======== SUPPLIED DATA

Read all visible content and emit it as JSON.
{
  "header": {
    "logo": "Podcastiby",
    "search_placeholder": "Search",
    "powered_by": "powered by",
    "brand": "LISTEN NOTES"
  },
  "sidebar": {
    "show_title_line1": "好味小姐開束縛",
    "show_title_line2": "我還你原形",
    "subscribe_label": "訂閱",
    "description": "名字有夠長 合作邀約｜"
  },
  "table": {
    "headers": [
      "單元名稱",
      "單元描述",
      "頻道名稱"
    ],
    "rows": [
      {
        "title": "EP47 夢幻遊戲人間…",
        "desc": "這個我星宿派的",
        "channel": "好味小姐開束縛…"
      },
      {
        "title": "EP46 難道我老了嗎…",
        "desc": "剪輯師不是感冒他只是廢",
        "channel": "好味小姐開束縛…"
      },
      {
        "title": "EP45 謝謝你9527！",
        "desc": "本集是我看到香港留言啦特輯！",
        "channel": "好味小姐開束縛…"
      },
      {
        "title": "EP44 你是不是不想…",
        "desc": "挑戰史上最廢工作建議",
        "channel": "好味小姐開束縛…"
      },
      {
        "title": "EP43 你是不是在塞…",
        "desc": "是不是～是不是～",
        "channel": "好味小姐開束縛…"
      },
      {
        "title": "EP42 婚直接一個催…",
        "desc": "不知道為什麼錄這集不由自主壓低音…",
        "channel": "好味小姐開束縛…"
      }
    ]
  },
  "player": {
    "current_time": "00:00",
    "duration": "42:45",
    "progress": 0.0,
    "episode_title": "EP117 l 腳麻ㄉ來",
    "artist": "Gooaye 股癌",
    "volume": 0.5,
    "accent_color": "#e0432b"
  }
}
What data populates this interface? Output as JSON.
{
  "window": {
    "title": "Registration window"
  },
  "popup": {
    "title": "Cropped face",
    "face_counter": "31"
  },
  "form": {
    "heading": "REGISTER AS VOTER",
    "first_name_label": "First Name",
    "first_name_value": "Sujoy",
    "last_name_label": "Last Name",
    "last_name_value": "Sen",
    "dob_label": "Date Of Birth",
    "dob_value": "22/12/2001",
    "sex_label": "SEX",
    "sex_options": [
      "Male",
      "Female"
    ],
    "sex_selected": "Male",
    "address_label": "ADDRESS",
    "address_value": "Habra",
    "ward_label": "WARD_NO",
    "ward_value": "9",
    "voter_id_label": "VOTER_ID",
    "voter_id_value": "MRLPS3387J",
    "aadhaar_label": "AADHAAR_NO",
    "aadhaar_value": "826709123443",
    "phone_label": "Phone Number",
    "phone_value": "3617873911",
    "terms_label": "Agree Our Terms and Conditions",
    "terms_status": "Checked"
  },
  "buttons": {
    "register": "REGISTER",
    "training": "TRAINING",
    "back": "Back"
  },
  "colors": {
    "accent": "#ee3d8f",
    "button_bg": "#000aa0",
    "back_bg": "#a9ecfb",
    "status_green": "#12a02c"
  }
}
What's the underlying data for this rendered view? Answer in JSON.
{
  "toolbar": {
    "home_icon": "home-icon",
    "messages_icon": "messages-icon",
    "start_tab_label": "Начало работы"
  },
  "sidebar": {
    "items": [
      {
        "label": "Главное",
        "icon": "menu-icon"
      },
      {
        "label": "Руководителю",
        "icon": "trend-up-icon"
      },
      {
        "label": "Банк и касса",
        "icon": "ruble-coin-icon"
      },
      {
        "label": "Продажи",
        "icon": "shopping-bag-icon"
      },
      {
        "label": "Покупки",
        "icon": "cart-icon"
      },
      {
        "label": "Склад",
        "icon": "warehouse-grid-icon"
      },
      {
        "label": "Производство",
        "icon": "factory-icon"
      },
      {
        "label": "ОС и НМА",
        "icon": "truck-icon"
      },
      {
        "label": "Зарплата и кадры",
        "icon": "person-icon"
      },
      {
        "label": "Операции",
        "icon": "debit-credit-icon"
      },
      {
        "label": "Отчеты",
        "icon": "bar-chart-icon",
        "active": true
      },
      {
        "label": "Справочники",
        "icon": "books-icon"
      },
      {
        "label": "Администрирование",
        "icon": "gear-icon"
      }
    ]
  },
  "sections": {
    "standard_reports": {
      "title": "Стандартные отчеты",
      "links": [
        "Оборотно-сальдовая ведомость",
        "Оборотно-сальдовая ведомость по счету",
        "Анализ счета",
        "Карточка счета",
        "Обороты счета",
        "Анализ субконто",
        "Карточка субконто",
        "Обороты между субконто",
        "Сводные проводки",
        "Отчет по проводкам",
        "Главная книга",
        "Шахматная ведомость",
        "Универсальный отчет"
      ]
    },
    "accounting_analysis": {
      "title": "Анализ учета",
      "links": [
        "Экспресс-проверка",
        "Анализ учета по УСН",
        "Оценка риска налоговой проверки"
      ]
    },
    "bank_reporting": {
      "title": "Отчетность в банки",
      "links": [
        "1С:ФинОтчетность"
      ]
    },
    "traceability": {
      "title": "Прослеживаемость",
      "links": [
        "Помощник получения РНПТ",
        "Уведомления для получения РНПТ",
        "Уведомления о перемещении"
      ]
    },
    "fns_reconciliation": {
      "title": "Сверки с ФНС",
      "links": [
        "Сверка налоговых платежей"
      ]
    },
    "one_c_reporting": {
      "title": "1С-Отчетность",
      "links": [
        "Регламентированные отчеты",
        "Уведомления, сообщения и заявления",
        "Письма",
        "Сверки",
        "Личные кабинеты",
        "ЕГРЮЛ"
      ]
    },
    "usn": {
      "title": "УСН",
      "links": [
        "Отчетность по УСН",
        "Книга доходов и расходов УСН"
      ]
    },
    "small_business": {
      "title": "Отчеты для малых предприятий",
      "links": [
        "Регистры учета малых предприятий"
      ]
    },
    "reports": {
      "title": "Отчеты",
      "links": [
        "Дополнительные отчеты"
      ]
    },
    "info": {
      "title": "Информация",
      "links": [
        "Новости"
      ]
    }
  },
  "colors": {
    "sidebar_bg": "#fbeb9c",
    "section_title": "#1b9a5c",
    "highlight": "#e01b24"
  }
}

================

AIM: Please set down each line of the records exactly as given.

THE RESULT:
Read all visible content and emit it as JSON.
{
  "header": {
    "logo": "Podcastiby",
    "search_placeholder": "Search",
    "powered_by": "powered by",
    "brand": "LISTEN NOTES"
  },
  "sidebar": {
    "show_title_line1": "好味小姐開束縛",
    "show_title_line2": "我還你原形",
    "subscribe_label": "訂閱",
    "description": "名字有夠長 合作邀約｜"
  },
  "table": {
    "headers": [
      "單元名稱",
      "單元描述",
      "頻道名稱"
    ],
    "rows": [
      {
        "title": "EP47 夢幻遊戲人間…",
        "desc": "這個我星宿派的",
        "channel": "好味小姐開束縛…"
      },
      {
        "title": "EP46 難道我老了嗎…",
        "desc": "剪輯師不是感冒他只是廢",
        "channel": "好味小姐開束縛…"
      },
      {
        "title": "EP45 謝謝你9527！",
        "desc": "本集是我看到香港留言啦特輯！",
        "channel": "好味小姐開束縛…"
      },
      {
        "title": "EP44 你是不是不想…",
        "desc": "挑戰史上最廢工作建議",
        "channel": "好味小姐開束縛…"
      },
      {
        "title": "EP43 你是不是在塞…",
        "desc": "是不是～是不是～",
        "channel": "好味小姐開束縛…"
      },
      {
        "title": "EP42 婚直接一個催…",
        "desc": "不知道為什麼錄這集不由自主壓低音…",
        "channel": "好味小姐開束縛…"
      }
    ]
  },
  "player": {
    "current_time": "00:00",
    "duration": "42:45",
    "progress": 0.0,
    "episode_title": "EP117 l 腳麻ㄉ來",
    "artist": "Gooaye 股癌",
    "volume": 0.5,
    "accent_color": "#e0432b"
  }
}
What data populates this interface? Output as JSON.
{
  "window": {
    "title": "Registration window"
  },
  "popup": {
    "title": "Cropped face",
    "face_counter": "31"
  },
  "form": {
    "heading": "REGISTER AS VOTER",
    "first_name_label": "First Name",
    "first_name_value": "Sujoy",
    "last_name_label": "Last Name",
    "last_name_value": "Sen",
    "dob_label": "Date Of Birth",
    "dob_value": "22/12/2001",
    "sex_label": "SEX",
    "sex_options": [
      "Male",
      "Female"
    ],
    "sex_selected": "Male",
    "address_label": "ADDRESS",
    "address_value": "Habra",
    "ward_label": "WARD_NO",
    "ward_value": "9",
    "voter_id_label": "VOTER_ID",
    "voter_id_value": "MRLPS3387J",
    "aadhaar_label": "AADHAAR_NO",
    "aadhaar_value": "826709123443",
    "phone_label": "Phone Number",
    "phone_value": "3617873911",
    "terms_label": "Agree Our Terms and Conditions",
    "terms_status": "Checked"
  },
  "buttons": {
    "register": "REGISTER",
    "training": "TRAINING",
    "back": "Back"
  },
  "colors": {
    "accent": "#ee3d8f",
    "button_bg": "#000aa0",
    "back_bg": "#a9ecfb",
    "status_green": "#12a02c"
  }
}
What's the underlying data for this rendered view? Answer in JSON.
{
  "toolbar": {
    "home_icon": "home-icon",
    "messages_icon": "messages-icon",
    "start_tab_label": "Начало работы"
  },
  "sidebar": {
    "items": [
      {
        "label": "Главное",
        "icon": "menu-icon"
      },
      {
        "label": "Руководителю",
        "icon": "trend-up-icon"
      },
      {
        "label": "Банк и касса",
        "icon": "ruble-coin-icon"
      },
      {
        "label": "Продажи",
        "icon": "shopping-bag-icon"
      },
      {
        "label": "Покупки",
        "icon": "cart-icon"
      },
      {
        "label": "Склад",
        "icon": "warehouse-grid-icon"
      },
      {
        "label": "Производство",
        "icon": "factory-icon"
      },
      {
        "label": "ОС и НМА",
        "icon": "truck-icon"
      },
      {
        "label": "Зарплата и кадры",
        "icon": "person-icon"
      },
      {
        "label": "Операции",
        "icon": "debit-credit-icon"
      },
      {
        "label": "Отчеты",
        "icon": "bar-chart-icon",
        "active": true
      },
      {
        "label": "Справочники",
        "icon": "books-icon"
      },
      {
        "label": "Администрирование",
        "icon": "gear-icon"
      }
    ]
  },
  "sections": {
    "standard_reports": {
      "title": "Стандартные отчеты",
      "links": [
        "Оборотно-сальдовая ведомость",
        "Оборотно-сальдовая ведомость по счету",
        "Анализ счета",
        "Карточка счета",
        "Обороты счета",
        "Анализ субконто",
        "Карточка субконто",
        "Обороты между субконто",
        "Сводные проводки",
        "Отчет по проводкам",
        "Главная книга",
        "Шахматная ведомость",
        "Универсальный отчет"
      ]
    },
    "accounting_analysis": {
      "title": "Анализ учета",
      "links": [
        "Экспресс-проверка",
        "Анализ учета по УСН",
        "Оценка риска налоговой проверки"
      ]
    },
    "bank_reporting": {
      "title": "Отчетность в банки",
      "links": [
        "1С:ФинОтчетность"
      ]
    },
    "traceability": {
      "title": "Прослеживаемость",
      "links": [
        "Помощник получения РНПТ",
        "Уведомления для получения РНПТ",
        "Уведомления о перемещении"
      ]
    },
    "fns_reconciliation": {
      "title": "Сверки с ФНС",
      "links": [
        "Сверка налоговых платежей"
      ]
    },
    "one_c_reporting": {
      "title": "1С-Отчетность",
      "links": [
        "Регламентированные отчеты",
        "Уведомления, сообщения и заявления",
        "Письма",
        "Сверки",
        "Личные кабинеты",
        "ЕГРЮЛ"
      ]
    },
    "usn": {
      "title": "УСН",
      "links": [
        "Отчетность по УСН",
        "Книга доходов и расходов УСН"
      ]
    },
    "small_business": {
      "title": "Отчеты для малых предприятий",
      "links": [
        "Регистры учета малых предприятий"
      ]
    },
    "reports": {
      "title": "Отчеты",
      "links": [
        "Дополнительные отчеты"
      ]
    },
    "info": {
      "title": "Информация",
      "links": [
        "Новости"
      ]
    }
  },
  "colors": {
    "sidebar_bg": "#fbeb9c",
    "section_title": "#1b9a5c",
    "highlight": "#e01b24"
  }
}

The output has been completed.